→ EXERCISE DETAILS: Every line below that includes "上海晨启上学转学" counts toward the total. Report that total alone.

• • • • •

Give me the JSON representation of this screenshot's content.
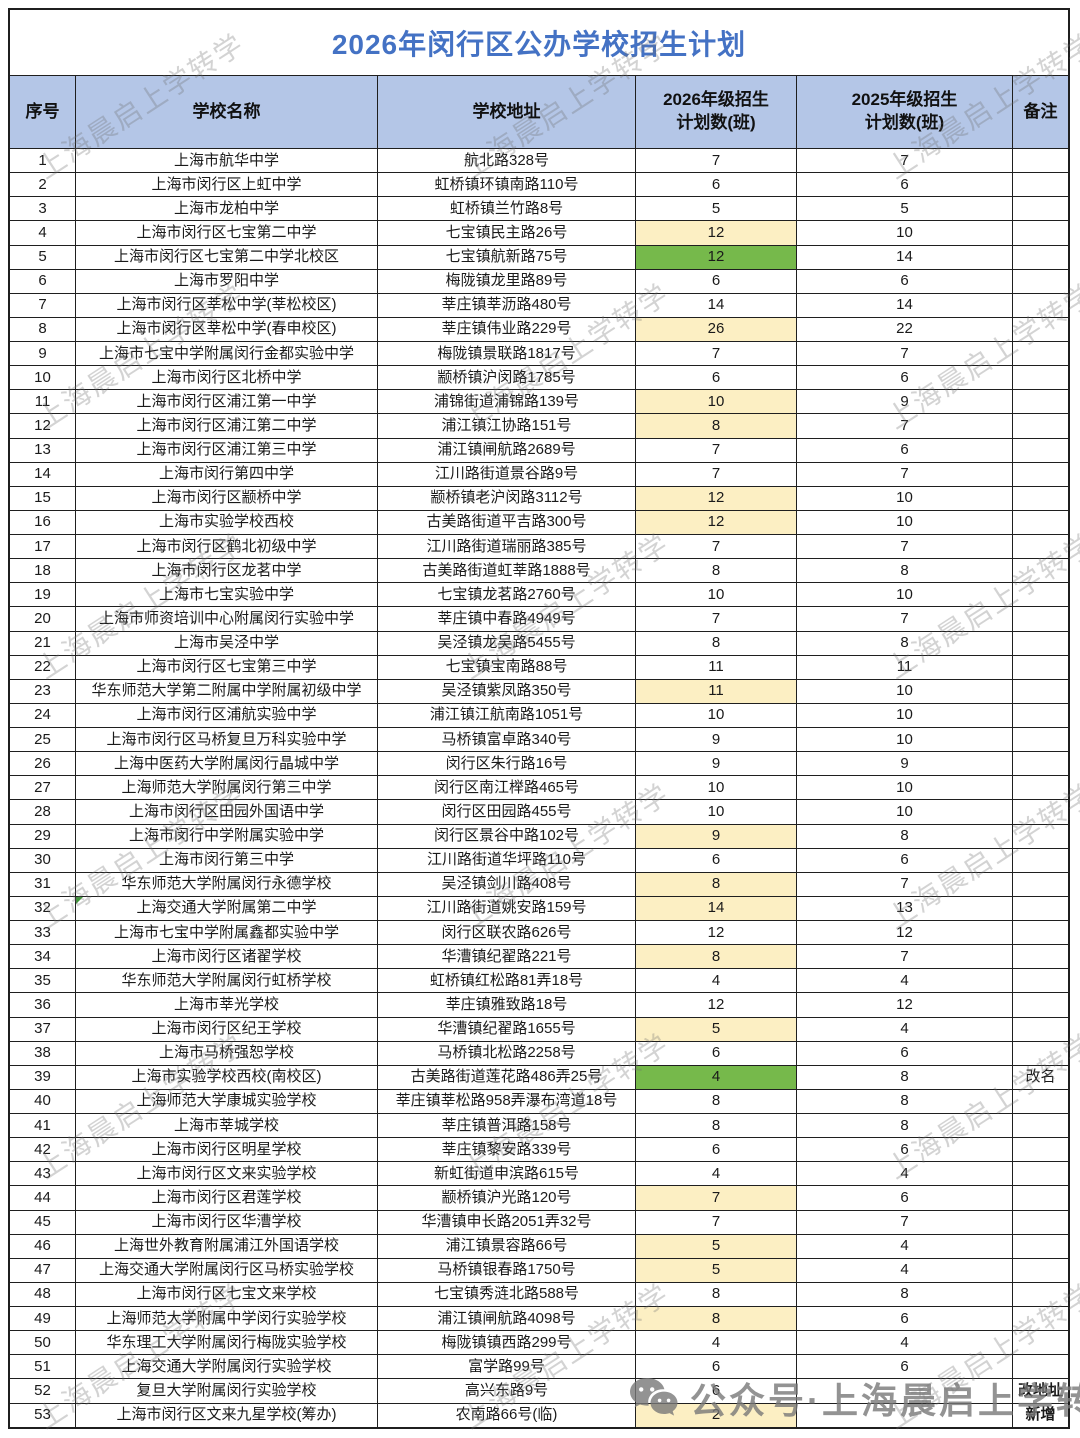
{
  "title": "2026年闵行区公办学校招生计划",
  "watermark": {
    "diagonal_text": "上海晨启上学转学",
    "footer_text": "公众号·上海晨启上学转学"
  },
  "colors": {
    "title_color": "#4472c4",
    "header_bg": "#b4c6e7",
    "highlight_yellow": "#fcefc3",
    "highlight_green": "#76b94b"
  },
  "table": {
    "headers": {
      "index": "序号",
      "name": "学校名称",
      "address": "学校地址",
      "plan2026": "2026年级招生\n计划数(班)",
      "plan2025": "2025年级招生\n计划数(班)",
      "remark": "备注"
    },
    "rows": [
      {
        "index": "1",
        "name": "上海市航华中学",
        "address": "航北路328号",
        "plan2026": "7",
        "plan2025": "7",
        "remark": "",
        "hl": ""
      },
      {
        "index": "2",
        "name": "上海市闵行区上虹中学",
        "address": "虹桥镇环镇南路110号",
        "plan2026": "6",
        "plan2025": "6",
        "remark": "",
        "hl": ""
      },
      {
        "index": "3",
        "name": "上海市龙柏中学",
        "address": "虹桥镇兰竹路8号",
        "plan2026": "5",
        "plan2025": "5",
        "remark": "",
        "hl": ""
      },
      {
        "index": "4",
        "name": "上海市闵行区七宝第二中学",
        "address": "七宝镇民主路26号",
        "plan2026": "12",
        "plan2025": "10",
        "remark": "",
        "hl": "y"
      },
      {
        "index": "5",
        "name": "上海市闵行区七宝第二中学北校区",
        "address": "七宝镇航新路75号",
        "plan2026": "12",
        "plan2025": "14",
        "remark": "",
        "hl": "g"
      },
      {
        "index": "6",
        "name": "上海市罗阳中学",
        "address": "梅陇镇龙里路89号",
        "plan2026": "6",
        "plan2025": "6",
        "remark": "",
        "hl": ""
      },
      {
        "index": "7",
        "name": "上海市闵行区莘松中学(莘松校区)",
        "address": "莘庄镇莘沥路480号",
        "plan2026": "14",
        "plan2025": "14",
        "remark": "",
        "hl": ""
      },
      {
        "index": "8",
        "name": "上海市闵行区莘松中学(春申校区)",
        "address": "莘庄镇伟业路229号",
        "plan2026": "26",
        "plan2025": "22",
        "remark": "",
        "hl": "y"
      },
      {
        "index": "9",
        "name": "上海市七宝中学附属闵行金都实验中学",
        "address": "梅陇镇景联路1817号",
        "plan2026": "7",
        "plan2025": "7",
        "remark": "",
        "hl": ""
      },
      {
        "index": "10",
        "name": "上海市闵行区北桥中学",
        "address": "颛桥镇沪闵路1785号",
        "plan2026": "6",
        "plan2025": "6",
        "remark": "",
        "hl": ""
      },
      {
        "index": "11",
        "name": "上海市闵行区浦江第一中学",
        "address": "浦锦街道浦锦路139号",
        "plan2026": "10",
        "plan2025": "9",
        "remark": "",
        "hl": "y"
      },
      {
        "index": "12",
        "name": "上海市闵行区浦江第二中学",
        "address": "浦江镇江协路151号",
        "plan2026": "8",
        "plan2025": "7",
        "remark": "",
        "hl": "y"
      },
      {
        "index": "13",
        "name": "上海市闵行区浦江第三中学",
        "address": "浦江镇闸航路2689号",
        "plan2026": "7",
        "plan2025": "6",
        "remark": "",
        "hl": ""
      },
      {
        "index": "14",
        "name": "上海市闵行第四中学",
        "address": "江川路街道景谷路9号",
        "plan2026": "7",
        "plan2025": "7",
        "remark": "",
        "hl": ""
      },
      {
        "index": "15",
        "name": "上海市闵行区颛桥中学",
        "address": "颛桥镇老沪闵路3112号",
        "plan2026": "12",
        "plan2025": "10",
        "remark": "",
        "hl": "y"
      },
      {
        "index": "16",
        "name": "上海市实验学校西校",
        "address": "古美路街道平吉路300号",
        "plan2026": "12",
        "plan2025": "10",
        "remark": "",
        "hl": "y"
      },
      {
        "index": "17",
        "name": "上海市闵行区鹤北初级中学",
        "address": "江川路街道瑞丽路385号",
        "plan2026": "7",
        "plan2025": "7",
        "remark": "",
        "hl": ""
      },
      {
        "index": "18",
        "name": "上海市闵行区龙茗中学",
        "address": "古美路街道虹莘路1888号",
        "plan2026": "8",
        "plan2025": "8",
        "remark": "",
        "hl": ""
      },
      {
        "index": "19",
        "name": "上海市七宝实验中学",
        "address": "七宝镇龙茗路2760号",
        "plan2026": "10",
        "plan2025": "10",
        "remark": "",
        "hl": ""
      },
      {
        "index": "20",
        "name": "上海市师资培训中心附属闵行实验中学",
        "address": "莘庄镇中春路4949号",
        "plan2026": "7",
        "plan2025": "7",
        "remark": "",
        "hl": ""
      },
      {
        "index": "21",
        "name": "上海市吴泾中学",
        "address": "吴泾镇龙吴路5455号",
        "plan2026": "8",
        "plan2025": "8",
        "remark": "",
        "hl": ""
      },
      {
        "index": "22",
        "name": "上海市闵行区七宝第三中学",
        "address": "七宝镇宝南路88号",
        "plan2026": "11",
        "plan2025": "11",
        "remark": "",
        "hl": ""
      },
      {
        "index": "23",
        "name": "华东师范大学第二附属中学附属初级中学",
        "address": "吴泾镇紫凤路350号",
        "plan2026": "11",
        "plan2025": "10",
        "remark": "",
        "hl": "y"
      },
      {
        "index": "24",
        "name": "上海市闵行区浦航实验中学",
        "address": "浦江镇江航南路1051号",
        "plan2026": "10",
        "plan2025": "10",
        "remark": "",
        "hl": ""
      },
      {
        "index": "25",
        "name": "上海市闵行区马桥复旦万科实验中学",
        "address": "马桥镇富卓路340号",
        "plan2026": "9",
        "plan2025": "10",
        "remark": "",
        "hl": ""
      },
      {
        "index": "26",
        "name": "上海中医药大学附属闵行晶城中学",
        "address": "闵行区朱行路16号",
        "plan2026": "9",
        "plan2025": "9",
        "remark": "",
        "hl": ""
      },
      {
        "index": "27",
        "name": "上海师范大学附属闵行第三中学",
        "address": "闵行区南江榉路465号",
        "plan2026": "10",
        "plan2025": "10",
        "remark": "",
        "hl": ""
      },
      {
        "index": "28",
        "name": "上海市闵行区田园外国语中学",
        "address": "闵行区田园路455号",
        "plan2026": "10",
        "plan2025": "10",
        "remark": "",
        "hl": ""
      },
      {
        "index": "29",
        "name": "上海市闵行中学附属实验中学",
        "address": "闵行区景谷中路102号",
        "plan2026": "9",
        "plan2025": "8",
        "remark": "",
        "hl": "y"
      },
      {
        "index": "30",
        "name": "上海市闵行第三中学",
        "address": "江川路街道华坪路110号",
        "plan2026": "6",
        "plan2025": "6",
        "remark": "",
        "hl": ""
      },
      {
        "index": "31",
        "name": "华东师范大学附属闵行永德学校",
        "address": "吴泾镇剑川路408号",
        "plan2026": "8",
        "plan2025": "7",
        "remark": "",
        "hl": "y"
      },
      {
        "index": "32",
        "name": "上海交通大学附属第二中学",
        "address": "江川路街道姚安路159号",
        "plan2026": "14",
        "plan2025": "13",
        "remark": "",
        "hl": "y",
        "comment": true
      },
      {
        "index": "33",
        "name": "上海市七宝中学附属鑫都实验中学",
        "address": "闵行区联农路626号",
        "plan2026": "12",
        "plan2025": "12",
        "remark": "",
        "hl": ""
      },
      {
        "index": "34",
        "name": "上海市闵行区诸翟学校",
        "address": "华漕镇纪翟路221号",
        "plan2026": "8",
        "plan2025": "7",
        "remark": "",
        "hl": "y"
      },
      {
        "index": "35",
        "name": "华东师范大学附属闵行虹桥学校",
        "address": "虹桥镇红松路81弄18号",
        "plan2026": "4",
        "plan2025": "4",
        "remark": "",
        "hl": ""
      },
      {
        "index": "36",
        "name": "上海市莘光学校",
        "address": "莘庄镇雅致路18号",
        "plan2026": "12",
        "plan2025": "12",
        "remark": "",
        "hl": ""
      },
      {
        "index": "37",
        "name": "上海市闵行区纪王学校",
        "address": "华漕镇纪翟路1655号",
        "plan2026": "5",
        "plan2025": "4",
        "remark": "",
        "hl": "y"
      },
      {
        "index": "38",
        "name": "上海市马桥强恕学校",
        "address": "马桥镇北松路2258号",
        "plan2026": "6",
        "plan2025": "6",
        "remark": "",
        "hl": ""
      },
      {
        "index": "39",
        "name": "上海市实验学校西校(南校区)",
        "address": "古美路街道莲花路486弄25号",
        "plan2026": "4",
        "plan2025": "8",
        "remark": "改名",
        "hl": "g"
      },
      {
        "index": "40",
        "name": "上海师范大学康城实验学校",
        "address": "莘庄镇莘松路958弄瀑布湾道18号",
        "plan2026": "8",
        "plan2025": "8",
        "remark": "",
        "hl": ""
      },
      {
        "index": "41",
        "name": "上海市莘城学校",
        "address": "莘庄镇普洱路158号",
        "plan2026": "8",
        "plan2025": "8",
        "remark": "",
        "hl": ""
      },
      {
        "index": "42",
        "name": "上海市闵行区明星学校",
        "address": "莘庄镇黎安路339号",
        "plan2026": "6",
        "plan2025": "6",
        "remark": "",
        "hl": ""
      },
      {
        "index": "43",
        "name": "上海市闵行区文来实验学校",
        "address": "新虹街道申滨路615号",
        "plan2026": "4",
        "plan2025": "4",
        "remark": "",
        "hl": ""
      },
      {
        "index": "44",
        "name": "上海市闵行区君莲学校",
        "address": "颛桥镇沪光路120号",
        "plan2026": "7",
        "plan2025": "6",
        "remark": "",
        "hl": "y"
      },
      {
        "index": "45",
        "name": "上海市闵行区华漕学校",
        "address": "华漕镇申长路2051弄32号",
        "plan2026": "7",
        "plan2025": "7",
        "remark": "",
        "hl": ""
      },
      {
        "index": "46",
        "name": "上海世外教育附属浦江外国语学校",
        "address": "浦江镇景容路66号",
        "plan2026": "5",
        "plan2025": "4",
        "remark": "",
        "hl": "y"
      },
      {
        "index": "47",
        "name": "上海交通大学附属闵行区马桥实验学校",
        "address": "马桥镇银春路1750号",
        "plan2026": "5",
        "plan2025": "4",
        "remark": "",
        "hl": "y"
      },
      {
        "index": "48",
        "name": "上海市闵行区七宝文来学校",
        "address": "七宝镇秀涟北路588号",
        "plan2026": "8",
        "plan2025": "8",
        "remark": "",
        "hl": ""
      },
      {
        "index": "49",
        "name": "上海师范大学附属中学闵行实验学校",
        "address": "浦江镇闸航路4098号",
        "plan2026": "8",
        "plan2025": "6",
        "remark": "",
        "hl": "y"
      },
      {
        "index": "50",
        "name": "华东理工大学附属闵行梅陇实验学校",
        "address": "梅陇镇镇西路299号",
        "plan2026": "4",
        "plan2025": "4",
        "remark": "",
        "hl": ""
      },
      {
        "index": "51",
        "name": "上海交通大学附属闵行实验学校",
        "address": "富学路99号",
        "plan2026": "6",
        "plan2025": "6",
        "remark": "",
        "hl": ""
      },
      {
        "index": "52",
        "name": "复旦大学附属闵行实验学校",
        "address": "高兴东路9号",
        "plan2026": "6",
        "plan2025": "",
        "remark": "改地址",
        "hl": "",
        "remark_bold": true
      },
      {
        "index": "53",
        "name": "上海市闵行区文来九星学校(筹办)",
        "address": "农南路66号(临)",
        "plan2026": "2",
        "plan2025": "",
        "remark": "新增",
        "hl": "y",
        "remark_bold": true
      }
    ]
  }
}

• • • • •

→ RESULT OF THIS TASK: 2